SET TASK
Rewrite every row below, replacing each occurrence of "difference" with "anomaly" and leaving everything else unchanged. Leave the pictures out of your answer.
━━━ STORED RECORDS
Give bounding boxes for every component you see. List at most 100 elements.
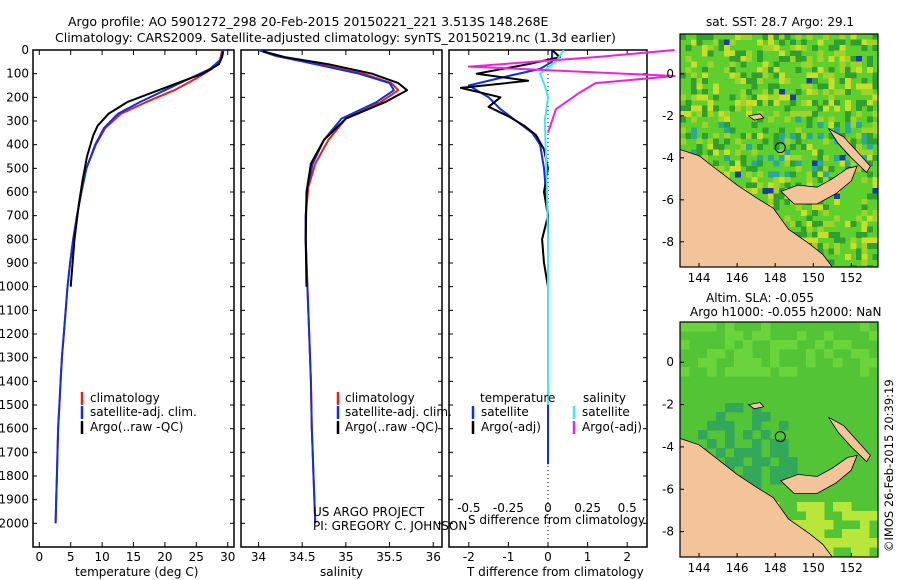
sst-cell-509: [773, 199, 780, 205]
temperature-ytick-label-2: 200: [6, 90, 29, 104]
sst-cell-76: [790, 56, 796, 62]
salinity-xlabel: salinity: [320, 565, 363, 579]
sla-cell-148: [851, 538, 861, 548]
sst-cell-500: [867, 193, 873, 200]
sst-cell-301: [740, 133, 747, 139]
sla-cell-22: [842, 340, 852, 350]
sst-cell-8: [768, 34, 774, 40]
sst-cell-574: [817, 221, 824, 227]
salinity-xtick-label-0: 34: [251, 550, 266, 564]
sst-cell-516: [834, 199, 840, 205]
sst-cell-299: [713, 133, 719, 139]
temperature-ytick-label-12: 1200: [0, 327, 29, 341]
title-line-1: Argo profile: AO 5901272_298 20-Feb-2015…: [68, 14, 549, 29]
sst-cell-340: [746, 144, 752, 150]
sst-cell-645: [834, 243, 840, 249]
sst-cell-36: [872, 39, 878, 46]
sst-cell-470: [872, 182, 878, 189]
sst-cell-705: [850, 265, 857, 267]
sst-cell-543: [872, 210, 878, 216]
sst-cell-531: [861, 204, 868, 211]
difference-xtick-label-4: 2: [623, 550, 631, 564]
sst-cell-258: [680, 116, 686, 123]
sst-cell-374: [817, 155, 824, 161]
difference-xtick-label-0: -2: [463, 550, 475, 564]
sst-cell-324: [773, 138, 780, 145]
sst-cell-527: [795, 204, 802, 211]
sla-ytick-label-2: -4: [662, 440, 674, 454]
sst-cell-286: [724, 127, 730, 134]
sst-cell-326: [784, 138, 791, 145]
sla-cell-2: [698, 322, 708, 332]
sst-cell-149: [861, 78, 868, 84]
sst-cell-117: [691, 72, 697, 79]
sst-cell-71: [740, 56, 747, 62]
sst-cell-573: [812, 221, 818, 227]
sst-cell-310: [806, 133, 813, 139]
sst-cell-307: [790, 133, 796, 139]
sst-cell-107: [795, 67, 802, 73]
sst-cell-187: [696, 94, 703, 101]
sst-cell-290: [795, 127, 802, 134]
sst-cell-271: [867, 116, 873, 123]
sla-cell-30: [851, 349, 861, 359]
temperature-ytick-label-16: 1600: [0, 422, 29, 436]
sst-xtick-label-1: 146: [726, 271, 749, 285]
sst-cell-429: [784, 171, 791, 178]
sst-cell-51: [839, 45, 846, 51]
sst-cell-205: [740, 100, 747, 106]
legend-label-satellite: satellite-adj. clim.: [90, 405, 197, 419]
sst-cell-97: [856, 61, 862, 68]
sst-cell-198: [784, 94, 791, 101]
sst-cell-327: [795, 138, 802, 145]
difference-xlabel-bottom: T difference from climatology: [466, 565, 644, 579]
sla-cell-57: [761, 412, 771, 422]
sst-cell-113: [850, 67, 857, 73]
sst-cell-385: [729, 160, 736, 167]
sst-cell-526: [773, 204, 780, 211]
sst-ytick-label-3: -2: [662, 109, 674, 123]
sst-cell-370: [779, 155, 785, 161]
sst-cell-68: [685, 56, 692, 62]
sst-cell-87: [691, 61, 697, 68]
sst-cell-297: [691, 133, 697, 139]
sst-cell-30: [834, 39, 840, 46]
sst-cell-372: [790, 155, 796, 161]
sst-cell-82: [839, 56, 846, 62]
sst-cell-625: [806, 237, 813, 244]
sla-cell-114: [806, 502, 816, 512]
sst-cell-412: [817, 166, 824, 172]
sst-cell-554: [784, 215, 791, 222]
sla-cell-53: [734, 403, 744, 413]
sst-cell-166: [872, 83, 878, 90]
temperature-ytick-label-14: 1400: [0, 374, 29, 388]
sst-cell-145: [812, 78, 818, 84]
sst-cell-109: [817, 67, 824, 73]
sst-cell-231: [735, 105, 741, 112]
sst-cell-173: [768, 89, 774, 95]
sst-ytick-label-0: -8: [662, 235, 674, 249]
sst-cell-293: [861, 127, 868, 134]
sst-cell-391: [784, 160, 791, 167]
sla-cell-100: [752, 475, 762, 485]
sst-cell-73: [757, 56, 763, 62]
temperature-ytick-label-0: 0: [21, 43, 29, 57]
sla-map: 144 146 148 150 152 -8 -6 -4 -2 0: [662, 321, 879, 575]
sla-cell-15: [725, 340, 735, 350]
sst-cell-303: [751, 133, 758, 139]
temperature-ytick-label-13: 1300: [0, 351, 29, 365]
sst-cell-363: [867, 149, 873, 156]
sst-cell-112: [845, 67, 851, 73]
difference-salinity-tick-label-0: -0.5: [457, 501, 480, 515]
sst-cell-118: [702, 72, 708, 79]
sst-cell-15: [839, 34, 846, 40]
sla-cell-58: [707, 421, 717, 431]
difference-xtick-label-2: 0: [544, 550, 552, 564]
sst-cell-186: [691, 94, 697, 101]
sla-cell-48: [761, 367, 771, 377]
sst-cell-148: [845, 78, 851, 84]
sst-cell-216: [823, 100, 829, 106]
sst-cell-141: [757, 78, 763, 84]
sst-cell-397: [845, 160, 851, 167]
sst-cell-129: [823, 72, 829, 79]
━━━━━━
RESULT
Give bounding boxes for every component you see. List at most 100 elements.
sst-cell-509: [773, 199, 780, 205]
temperature-ytick-label-2: 200: [6, 90, 29, 104]
sst-cell-76: [790, 56, 796, 62]
salinity-xlabel: salinity: [320, 565, 363, 579]
sla-cell-148: [851, 538, 861, 548]
sst-cell-500: [867, 193, 873, 200]
sst-cell-301: [740, 133, 747, 139]
sla-cell-22: [842, 340, 852, 350]
sst-cell-8: [768, 34, 774, 40]
sst-cell-574: [817, 221, 824, 227]
salinity-xtick-label-0: 34: [251, 550, 266, 564]
sst-cell-516: [834, 199, 840, 205]
sst-cell-299: [713, 133, 719, 139]
temperature-ytick-label-12: 1200: [0, 327, 29, 341]
title-line-1: Argo profile: AO 5901272_298 20-Feb-2015…: [68, 14, 549, 29]
sst-cell-340: [746, 144, 752, 150]
sst-cell-645: [834, 243, 840, 249]
sst-cell-36: [872, 39, 878, 46]
sst-cell-470: [872, 182, 878, 189]
sst-cell-705: [850, 265, 857, 267]
sst-cell-543: [872, 210, 878, 216]
sst-cell-531: [861, 204, 868, 211]
anomaly-xtick-label-4: 2: [623, 550, 631, 564]
sst-cell-258: [680, 116, 686, 123]
sst-cell-374: [817, 155, 824, 161]
anomaly-xtick-label-0: -2: [463, 550, 475, 564]
sst-cell-324: [773, 138, 780, 145]
sst-cell-527: [795, 204, 802, 211]
sla-ytick-label-2: -4: [662, 440, 674, 454]
sst-cell-286: [724, 127, 730, 134]
sst-cell-326: [784, 138, 791, 145]
sla-cell-2: [698, 322, 708, 332]
sst-cell-149: [861, 78, 868, 84]
sst-cell-117: [691, 72, 697, 79]
sst-cell-71: [740, 56, 747, 62]
sst-cell-573: [812, 221, 818, 227]
sst-cell-310: [806, 133, 813, 139]
sst-cell-307: [790, 133, 796, 139]
sst-cell-107: [795, 67, 802, 73]
sst-cell-187: [696, 94, 703, 101]
sst-cell-290: [795, 127, 802, 134]
sst-cell-271: [867, 116, 873, 123]
sla-cell-30: [851, 349, 861, 359]
temperature-ytick-label-16: 1600: [0, 422, 29, 436]
sst-xtick-label-1: 146: [726, 271, 749, 285]
sst-cell-429: [784, 171, 791, 178]
sst-cell-51: [839, 45, 846, 51]
sst-cell-205: [740, 100, 747, 106]
legend-label-satellite: satellite-adj. clim.: [90, 405, 197, 419]
sst-cell-97: [856, 61, 862, 68]
sst-cell-198: [784, 94, 791, 101]
sst-cell-327: [795, 138, 802, 145]
anomaly-xlabel-bottom: T anomaly from climatology: [466, 565, 644, 579]
sla-cell-57: [761, 412, 771, 422]
sst-cell-113: [850, 67, 857, 73]
sst-cell-385: [729, 160, 736, 167]
sst-cell-526: [773, 204, 780, 211]
sst-ytick-label-3: -2: [662, 109, 674, 123]
sst-cell-370: [779, 155, 785, 161]
sst-cell-68: [685, 56, 692, 62]
sst-cell-87: [691, 61, 697, 68]
sst-cell-297: [691, 133, 697, 139]
sst-cell-30: [834, 39, 840, 46]
sst-cell-372: [790, 155, 796, 161]
sst-cell-82: [839, 56, 846, 62]
sst-cell-625: [806, 237, 813, 244]
sla-cell-114: [806, 502, 816, 512]
sst-cell-412: [817, 166, 824, 172]
sst-cell-554: [784, 215, 791, 222]
sla-cell-53: [734, 403, 744, 413]
sst-cell-166: [872, 83, 878, 90]
temperature-ytick-label-14: 1400: [0, 374, 29, 388]
sst-cell-145: [812, 78, 818, 84]
sst-cell-109: [817, 67, 824, 73]
sst-cell-231: [735, 105, 741, 112]
sst-cell-173: [768, 89, 774, 95]
sst-ytick-label-0: -8: [662, 235, 674, 249]
sst-cell-293: [861, 127, 868, 134]
sst-cell-391: [784, 160, 791, 167]
sla-cell-100: [752, 475, 762, 485]
sst-cell-73: [757, 56, 763, 62]
temperature-ytick-label-0: 0: [21, 43, 29, 57]
sla-map: 144 146 148 150 152 -8 -6 -4 -2 0: [662, 321, 879, 575]
sla-cell-15: [725, 340, 735, 350]
sst-cell-303: [751, 133, 758, 139]
temperature-ytick-label-13: 1300: [0, 351, 29, 365]
sst-cell-363: [867, 149, 873, 156]
sst-cell-112: [845, 67, 851, 73]
anomaly-salinity-tick-label-0: -0.5: [457, 501, 480, 515]
sst-cell-118: [702, 72, 708, 79]
sst-cell-15: [839, 34, 846, 40]
sla-cell-58: [707, 421, 717, 431]
anomaly-xtick-label-2: 0: [544, 550, 552, 564]
sst-cell-186: [691, 94, 697, 101]
sla-cell-48: [761, 367, 771, 377]
sst-cell-148: [845, 78, 851, 84]
sst-cell-216: [823, 100, 829, 106]
sst-cell-141: [757, 78, 763, 84]
sst-cell-397: [845, 160, 851, 167]
sst-cell-129: [823, 72, 829, 79]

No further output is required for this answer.